Pull out every line below containing the word "School".

Data entries for graphics:
——————

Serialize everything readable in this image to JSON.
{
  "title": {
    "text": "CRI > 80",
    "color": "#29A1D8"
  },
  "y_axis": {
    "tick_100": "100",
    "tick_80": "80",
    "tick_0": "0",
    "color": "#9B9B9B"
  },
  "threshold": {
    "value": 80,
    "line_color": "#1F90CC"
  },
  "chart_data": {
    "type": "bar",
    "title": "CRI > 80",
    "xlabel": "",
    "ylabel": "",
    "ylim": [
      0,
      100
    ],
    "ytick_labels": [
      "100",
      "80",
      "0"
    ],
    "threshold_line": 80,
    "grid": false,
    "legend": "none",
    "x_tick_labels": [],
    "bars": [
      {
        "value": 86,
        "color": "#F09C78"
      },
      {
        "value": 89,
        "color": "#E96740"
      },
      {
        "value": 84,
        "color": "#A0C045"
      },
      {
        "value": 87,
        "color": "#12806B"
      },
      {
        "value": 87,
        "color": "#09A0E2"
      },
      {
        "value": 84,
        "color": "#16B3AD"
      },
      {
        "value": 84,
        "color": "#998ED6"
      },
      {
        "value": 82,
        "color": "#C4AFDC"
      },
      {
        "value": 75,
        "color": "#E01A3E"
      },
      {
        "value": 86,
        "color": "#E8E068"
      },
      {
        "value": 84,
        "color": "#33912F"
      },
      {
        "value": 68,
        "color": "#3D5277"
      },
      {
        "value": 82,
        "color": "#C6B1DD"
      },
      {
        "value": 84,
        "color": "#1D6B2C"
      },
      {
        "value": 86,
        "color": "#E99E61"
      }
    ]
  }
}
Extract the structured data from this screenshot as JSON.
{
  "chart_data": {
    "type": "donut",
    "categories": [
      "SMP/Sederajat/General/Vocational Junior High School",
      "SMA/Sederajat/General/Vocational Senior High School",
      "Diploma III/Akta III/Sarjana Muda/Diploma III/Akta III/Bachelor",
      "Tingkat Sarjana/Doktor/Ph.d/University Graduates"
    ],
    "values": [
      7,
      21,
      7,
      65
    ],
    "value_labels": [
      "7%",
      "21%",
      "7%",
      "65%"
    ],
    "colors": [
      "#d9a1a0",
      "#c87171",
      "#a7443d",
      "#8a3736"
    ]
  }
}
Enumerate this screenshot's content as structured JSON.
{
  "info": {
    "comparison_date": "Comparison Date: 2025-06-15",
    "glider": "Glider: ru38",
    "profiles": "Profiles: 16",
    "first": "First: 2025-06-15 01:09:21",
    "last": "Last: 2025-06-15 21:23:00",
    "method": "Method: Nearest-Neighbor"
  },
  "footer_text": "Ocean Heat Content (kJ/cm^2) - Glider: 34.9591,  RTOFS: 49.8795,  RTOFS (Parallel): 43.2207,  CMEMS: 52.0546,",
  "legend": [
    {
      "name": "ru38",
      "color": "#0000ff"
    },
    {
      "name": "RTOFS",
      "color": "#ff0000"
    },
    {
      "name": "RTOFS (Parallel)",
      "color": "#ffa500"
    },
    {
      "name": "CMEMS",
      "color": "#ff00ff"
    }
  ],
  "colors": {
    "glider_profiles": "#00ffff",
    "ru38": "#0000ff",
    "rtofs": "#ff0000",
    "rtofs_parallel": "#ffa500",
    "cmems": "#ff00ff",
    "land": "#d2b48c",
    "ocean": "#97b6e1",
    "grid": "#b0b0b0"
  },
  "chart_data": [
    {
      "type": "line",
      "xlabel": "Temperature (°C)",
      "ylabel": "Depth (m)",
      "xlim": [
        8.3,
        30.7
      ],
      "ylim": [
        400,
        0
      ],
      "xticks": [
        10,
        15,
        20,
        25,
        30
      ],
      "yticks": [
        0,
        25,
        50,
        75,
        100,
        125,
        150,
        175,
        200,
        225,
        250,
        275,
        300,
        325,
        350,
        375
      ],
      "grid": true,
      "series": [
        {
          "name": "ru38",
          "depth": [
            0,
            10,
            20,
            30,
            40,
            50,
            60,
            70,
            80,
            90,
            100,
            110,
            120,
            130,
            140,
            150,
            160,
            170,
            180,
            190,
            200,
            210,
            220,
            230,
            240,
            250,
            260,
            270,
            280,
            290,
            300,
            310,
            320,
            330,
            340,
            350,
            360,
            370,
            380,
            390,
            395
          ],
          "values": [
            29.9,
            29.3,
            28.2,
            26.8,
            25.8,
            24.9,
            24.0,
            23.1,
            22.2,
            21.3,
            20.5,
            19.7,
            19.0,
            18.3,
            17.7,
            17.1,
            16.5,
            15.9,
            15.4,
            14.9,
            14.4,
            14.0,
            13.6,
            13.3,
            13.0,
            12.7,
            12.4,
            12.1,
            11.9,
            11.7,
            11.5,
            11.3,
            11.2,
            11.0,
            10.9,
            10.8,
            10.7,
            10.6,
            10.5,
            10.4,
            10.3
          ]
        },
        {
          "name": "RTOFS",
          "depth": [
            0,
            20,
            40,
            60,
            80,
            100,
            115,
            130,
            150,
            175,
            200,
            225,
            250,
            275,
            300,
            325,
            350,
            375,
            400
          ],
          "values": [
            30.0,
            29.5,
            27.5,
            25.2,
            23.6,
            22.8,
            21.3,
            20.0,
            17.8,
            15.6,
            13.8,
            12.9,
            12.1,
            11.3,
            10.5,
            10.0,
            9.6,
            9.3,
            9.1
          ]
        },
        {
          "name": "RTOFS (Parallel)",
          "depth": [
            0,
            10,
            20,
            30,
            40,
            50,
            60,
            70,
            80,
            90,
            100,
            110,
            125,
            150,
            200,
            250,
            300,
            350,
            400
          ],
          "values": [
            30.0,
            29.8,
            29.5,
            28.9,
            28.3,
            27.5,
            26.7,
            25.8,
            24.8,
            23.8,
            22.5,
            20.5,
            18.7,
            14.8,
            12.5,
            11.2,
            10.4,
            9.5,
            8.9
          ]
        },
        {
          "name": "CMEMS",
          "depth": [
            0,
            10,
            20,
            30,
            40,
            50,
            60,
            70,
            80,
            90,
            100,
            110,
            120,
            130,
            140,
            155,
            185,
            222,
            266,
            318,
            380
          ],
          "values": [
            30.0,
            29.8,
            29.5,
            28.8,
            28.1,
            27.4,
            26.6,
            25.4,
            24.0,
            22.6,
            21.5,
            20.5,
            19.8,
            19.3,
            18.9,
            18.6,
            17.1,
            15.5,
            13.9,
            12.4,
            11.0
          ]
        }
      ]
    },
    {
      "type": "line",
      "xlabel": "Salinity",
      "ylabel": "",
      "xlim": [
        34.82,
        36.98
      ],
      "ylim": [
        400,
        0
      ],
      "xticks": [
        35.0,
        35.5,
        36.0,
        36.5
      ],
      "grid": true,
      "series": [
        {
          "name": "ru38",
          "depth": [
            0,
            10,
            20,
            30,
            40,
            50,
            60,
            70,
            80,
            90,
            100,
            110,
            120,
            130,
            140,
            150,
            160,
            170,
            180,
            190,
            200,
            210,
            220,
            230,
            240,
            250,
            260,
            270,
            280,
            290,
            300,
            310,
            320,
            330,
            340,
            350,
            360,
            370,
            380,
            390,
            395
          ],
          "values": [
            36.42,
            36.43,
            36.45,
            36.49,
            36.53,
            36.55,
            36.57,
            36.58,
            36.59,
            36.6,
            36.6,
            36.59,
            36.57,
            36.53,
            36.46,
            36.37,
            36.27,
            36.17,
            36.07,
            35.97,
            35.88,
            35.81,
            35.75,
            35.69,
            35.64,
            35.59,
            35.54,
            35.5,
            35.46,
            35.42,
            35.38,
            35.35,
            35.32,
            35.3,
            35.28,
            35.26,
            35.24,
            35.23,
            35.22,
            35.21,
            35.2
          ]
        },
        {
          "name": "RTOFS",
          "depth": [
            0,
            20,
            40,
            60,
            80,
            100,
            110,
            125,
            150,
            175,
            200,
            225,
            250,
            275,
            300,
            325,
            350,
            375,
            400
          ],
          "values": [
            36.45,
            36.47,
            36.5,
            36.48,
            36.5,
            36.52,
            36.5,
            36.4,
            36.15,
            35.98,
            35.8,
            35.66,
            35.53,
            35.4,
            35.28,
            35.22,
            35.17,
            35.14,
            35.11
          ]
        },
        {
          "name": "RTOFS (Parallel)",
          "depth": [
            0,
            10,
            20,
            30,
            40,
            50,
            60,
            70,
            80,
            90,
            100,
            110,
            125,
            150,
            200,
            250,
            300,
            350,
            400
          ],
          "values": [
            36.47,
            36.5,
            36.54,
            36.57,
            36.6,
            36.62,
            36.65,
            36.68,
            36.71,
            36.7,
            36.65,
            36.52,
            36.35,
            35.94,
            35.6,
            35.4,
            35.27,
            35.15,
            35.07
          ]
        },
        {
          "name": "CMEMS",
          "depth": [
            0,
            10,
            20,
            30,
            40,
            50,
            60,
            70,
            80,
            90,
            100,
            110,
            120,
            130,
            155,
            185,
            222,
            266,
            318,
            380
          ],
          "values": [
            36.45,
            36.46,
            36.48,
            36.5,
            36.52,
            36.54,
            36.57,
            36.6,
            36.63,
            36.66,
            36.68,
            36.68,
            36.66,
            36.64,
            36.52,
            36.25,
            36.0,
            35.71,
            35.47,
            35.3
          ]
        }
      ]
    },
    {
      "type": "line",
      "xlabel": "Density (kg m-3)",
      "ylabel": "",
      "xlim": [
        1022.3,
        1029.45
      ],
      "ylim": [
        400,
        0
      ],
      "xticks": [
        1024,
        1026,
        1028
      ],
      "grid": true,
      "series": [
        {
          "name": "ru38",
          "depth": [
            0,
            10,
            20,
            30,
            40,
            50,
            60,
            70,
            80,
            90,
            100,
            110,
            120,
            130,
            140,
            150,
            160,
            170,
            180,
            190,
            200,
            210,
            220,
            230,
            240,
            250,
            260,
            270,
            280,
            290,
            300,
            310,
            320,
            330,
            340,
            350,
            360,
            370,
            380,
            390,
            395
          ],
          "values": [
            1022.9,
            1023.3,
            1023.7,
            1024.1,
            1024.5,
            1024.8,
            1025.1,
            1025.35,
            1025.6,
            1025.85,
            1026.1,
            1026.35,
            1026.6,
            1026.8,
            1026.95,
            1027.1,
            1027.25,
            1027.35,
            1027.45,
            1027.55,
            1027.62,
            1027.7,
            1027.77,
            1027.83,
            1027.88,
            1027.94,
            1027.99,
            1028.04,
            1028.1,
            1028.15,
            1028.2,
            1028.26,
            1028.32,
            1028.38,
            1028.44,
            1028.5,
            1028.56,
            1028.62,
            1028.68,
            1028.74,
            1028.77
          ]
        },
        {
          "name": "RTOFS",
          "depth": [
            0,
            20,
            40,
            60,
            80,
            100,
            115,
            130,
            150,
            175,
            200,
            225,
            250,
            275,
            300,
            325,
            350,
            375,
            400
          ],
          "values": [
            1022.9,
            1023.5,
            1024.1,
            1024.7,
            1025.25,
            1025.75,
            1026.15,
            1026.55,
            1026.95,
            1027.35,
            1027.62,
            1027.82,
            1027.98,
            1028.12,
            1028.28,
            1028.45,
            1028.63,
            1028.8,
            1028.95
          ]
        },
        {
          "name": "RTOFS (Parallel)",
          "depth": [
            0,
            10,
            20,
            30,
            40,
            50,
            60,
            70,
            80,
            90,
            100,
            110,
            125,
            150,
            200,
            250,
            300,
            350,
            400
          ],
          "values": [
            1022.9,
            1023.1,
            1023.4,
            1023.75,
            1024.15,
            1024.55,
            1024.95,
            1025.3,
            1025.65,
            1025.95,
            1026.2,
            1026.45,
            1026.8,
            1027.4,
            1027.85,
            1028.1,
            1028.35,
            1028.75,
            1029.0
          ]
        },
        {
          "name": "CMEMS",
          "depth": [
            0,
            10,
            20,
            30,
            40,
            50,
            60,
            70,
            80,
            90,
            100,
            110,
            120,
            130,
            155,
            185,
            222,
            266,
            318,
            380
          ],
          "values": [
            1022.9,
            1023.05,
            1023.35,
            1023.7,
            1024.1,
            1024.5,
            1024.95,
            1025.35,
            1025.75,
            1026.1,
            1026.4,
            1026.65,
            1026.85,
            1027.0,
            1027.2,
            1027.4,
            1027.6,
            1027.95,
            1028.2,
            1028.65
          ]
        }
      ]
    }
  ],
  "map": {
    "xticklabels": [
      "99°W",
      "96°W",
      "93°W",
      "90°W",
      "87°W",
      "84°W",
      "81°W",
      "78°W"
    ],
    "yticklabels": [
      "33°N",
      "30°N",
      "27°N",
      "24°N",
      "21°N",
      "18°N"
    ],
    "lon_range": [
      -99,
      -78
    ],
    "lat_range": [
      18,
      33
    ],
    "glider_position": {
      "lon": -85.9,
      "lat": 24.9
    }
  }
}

——————

SOLUTION TO THIS EXERCISE
      "SMP/Sederajat/General/Vocational Junior High School",
      "SMA/Sederajat/General/Vocational Senior High School",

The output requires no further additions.